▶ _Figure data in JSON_
☆ ☆ ☆ ☆ ☆ ☆ ☆
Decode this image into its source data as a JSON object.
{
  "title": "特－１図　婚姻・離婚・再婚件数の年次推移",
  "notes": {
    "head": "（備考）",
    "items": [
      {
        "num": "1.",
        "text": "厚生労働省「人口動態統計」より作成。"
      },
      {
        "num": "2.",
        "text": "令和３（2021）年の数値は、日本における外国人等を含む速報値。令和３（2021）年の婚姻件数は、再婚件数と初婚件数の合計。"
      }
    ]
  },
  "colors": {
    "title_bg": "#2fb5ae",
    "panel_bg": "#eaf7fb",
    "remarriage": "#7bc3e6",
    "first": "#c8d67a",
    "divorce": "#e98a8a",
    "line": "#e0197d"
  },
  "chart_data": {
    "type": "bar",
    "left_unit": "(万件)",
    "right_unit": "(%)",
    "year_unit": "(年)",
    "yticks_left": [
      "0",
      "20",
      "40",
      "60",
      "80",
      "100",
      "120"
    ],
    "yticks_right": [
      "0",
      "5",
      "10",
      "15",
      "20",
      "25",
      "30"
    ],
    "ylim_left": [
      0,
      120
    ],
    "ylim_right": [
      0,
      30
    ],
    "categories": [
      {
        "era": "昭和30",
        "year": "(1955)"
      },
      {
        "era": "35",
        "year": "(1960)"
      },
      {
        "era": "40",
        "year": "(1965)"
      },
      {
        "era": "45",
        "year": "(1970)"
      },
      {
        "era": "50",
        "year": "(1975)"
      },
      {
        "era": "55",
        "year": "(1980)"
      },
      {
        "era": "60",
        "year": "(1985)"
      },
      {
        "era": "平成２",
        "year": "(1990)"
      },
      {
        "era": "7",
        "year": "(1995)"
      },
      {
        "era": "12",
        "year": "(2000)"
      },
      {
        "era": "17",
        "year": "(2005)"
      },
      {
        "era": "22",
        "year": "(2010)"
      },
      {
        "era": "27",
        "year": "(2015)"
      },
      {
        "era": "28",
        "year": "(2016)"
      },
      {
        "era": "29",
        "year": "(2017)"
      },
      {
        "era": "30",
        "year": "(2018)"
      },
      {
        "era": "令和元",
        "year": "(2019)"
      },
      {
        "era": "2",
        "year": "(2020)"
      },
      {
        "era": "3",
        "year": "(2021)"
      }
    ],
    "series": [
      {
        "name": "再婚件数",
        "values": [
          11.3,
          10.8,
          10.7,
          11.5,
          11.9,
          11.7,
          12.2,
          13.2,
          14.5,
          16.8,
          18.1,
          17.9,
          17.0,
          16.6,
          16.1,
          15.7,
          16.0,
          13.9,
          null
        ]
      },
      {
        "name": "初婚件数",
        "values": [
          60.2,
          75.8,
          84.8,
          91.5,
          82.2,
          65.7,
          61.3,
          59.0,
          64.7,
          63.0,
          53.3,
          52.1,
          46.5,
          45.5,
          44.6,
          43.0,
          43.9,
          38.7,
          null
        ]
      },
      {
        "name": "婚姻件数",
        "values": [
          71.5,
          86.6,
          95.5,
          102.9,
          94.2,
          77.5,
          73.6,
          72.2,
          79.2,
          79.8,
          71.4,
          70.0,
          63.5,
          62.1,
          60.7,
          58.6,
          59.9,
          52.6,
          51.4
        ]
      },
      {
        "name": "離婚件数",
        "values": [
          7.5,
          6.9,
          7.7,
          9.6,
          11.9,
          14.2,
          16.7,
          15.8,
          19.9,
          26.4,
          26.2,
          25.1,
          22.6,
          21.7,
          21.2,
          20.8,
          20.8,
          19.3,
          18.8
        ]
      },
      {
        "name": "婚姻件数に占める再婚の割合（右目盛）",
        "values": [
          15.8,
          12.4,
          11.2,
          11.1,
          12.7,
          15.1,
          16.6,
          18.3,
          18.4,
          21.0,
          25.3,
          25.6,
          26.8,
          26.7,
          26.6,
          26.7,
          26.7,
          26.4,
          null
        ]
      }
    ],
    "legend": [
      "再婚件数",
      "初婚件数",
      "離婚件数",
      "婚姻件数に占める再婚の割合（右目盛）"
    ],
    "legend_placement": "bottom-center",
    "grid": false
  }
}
☆ ☆ ☆ ☆ ☆ ☆ ☆
▶ _WORK REQUIRED_
Transcribe all of the material exactly. Omit nothing.

▶ _SOLUTION TO THE PROBLEM_
Decode this image into its source data as a JSON object.
{
  "title": "特－１図　婚姻・離婚・再婚件数の年次推移",
  "notes": {
    "head": "（備考）",
    "items": [
      {
        "num": "1.",
        "text": "厚生労働省「人口動態統計」より作成。"
      },
      {
        "num": "2.",
        "text": "令和３（2021）年の数値は、日本における外国人等を含む速報値。令和３（2021）年の婚姻件数は、再婚件数と初婚件数の合計。"
      }
    ]
  },
  "colors": {
    "title_bg": "#2fb5ae",
    "panel_bg": "#eaf7fb",
    "remarriage": "#7bc3e6",
    "first": "#c8d67a",
    "divorce": "#e98a8a",
    "line": "#e0197d"
  },
  "chart_data": {
    "type": "bar",
    "left_unit": "(万件)",
    "right_unit": "(%)",
    "year_unit": "(年)",
    "yticks_left": [
      "0",
      "20",
      "40",
      "60",
      "80",
      "100",
      "120"
    ],
    "yticks_right": [
      "0",
      "5",
      "10",
      "15",
      "20",
      "25",
      "30"
    ],
    "ylim_left": [
      0,
      120
    ],
    "ylim_right": [
      0,
      30
    ],
    "categories": [
      {
        "era": "昭和30",
        "year": "(1955)"
      },
      {
        "era": "35",
        "year": "(1960)"
      },
      {
        "era": "40",
        "year": "(1965)"
      },
      {
        "era": "45",
        "year": "(1970)"
      },
      {
        "era": "50",
        "year": "(1975)"
      },
      {
        "era": "55",
        "year": "(1980)"
      },
      {
        "era": "60",
        "year": "(1985)"
      },
      {
        "era": "平成２",
        "year": "(1990)"
      },
      {
        "era": "7",
        "year": "(1995)"
      },
      {
        "era": "12",
        "year": "(2000)"
      },
      {
        "era": "17",
        "year": "(2005)"
      },
      {
        "era": "22",
        "year": "(2010)"
      },
      {
        "era": "27",
        "year": "(2015)"
      },
      {
        "era": "28",
        "year": "(2016)"
      },
      {
        "era": "29",
        "year": "(2017)"
      },
      {
        "era": "30",
        "year": "(2018)"
      },
      {
        "era": "令和元",
        "year": "(2019)"
      },
      {
        "era": "2",
        "year": "(2020)"
      },
      {
        "era": "3",
        "year": "(2021)"
      }
    ],
    "series": [
      {
        "name": "再婚件数",
        "values": [
          11.3,
          10.8,
          10.7,
          11.5,
          11.9,
          11.7,
          12.2,
          13.2,
          14.5,
          16.8,
          18.1,
          17.9,
          17.0,
          16.6,
          16.1,
          15.7,
          16.0,
          13.9,
          null
        ]
      },
      {
        "name": "初婚件数",
        "values": [
          60.2,
          75.8,
          84.8,
          91.5,
          82.2,
          65.7,
          61.3,
          59.0,
          64.7,
          63.0,
          53.3,
          52.1,
          46.5,
          45.5,
          44.6,
          43.0,
          43.9,
          38.7,
          null
        ]
      },
      {
        "name": "婚姻件数",
        "values": [
          71.5,
          86.6,
          95.5,
          102.9,
          94.2,
          77.5,
          73.6,
          72.2,
          79.2,
          79.8,
          71.4,
          70.0,
          63.5,
          62.1,
          60.7,
          58.6,
          59.9,
          52.6,
          51.4
        ]
      },
      {
        "name": "離婚件数",
        "values": [
          7.5,
          6.9,
          7.7,
          9.6,
          11.9,
          14.2,
          16.7,
          15.8,
          19.9,
          26.4,
          26.2,
          25.1,
          22.6,
          21.7,
          21.2,
          20.8,
          20.8,
          19.3,
          18.8
        ]
      },
      {
        "name": "婚姻件数に占める再婚の割合（右目盛）",
        "values": [
          15.8,
          12.4,
          11.2,
          11.1,
          12.7,
          15.1,
          16.6,
          18.3,
          18.4,
          21.0,
          25.3,
          25.6,
          26.8,
          26.7,
          26.6,
          26.7,
          26.7,
          26.4,
          null
        ]
      }
    ],
    "legend": [
      "再婚件数",
      "初婚件数",
      "離婚件数",
      "婚姻件数に占める再婚の割合（右目盛）"
    ],
    "legend_placement": "bottom-center",
    "grid": false
  }
}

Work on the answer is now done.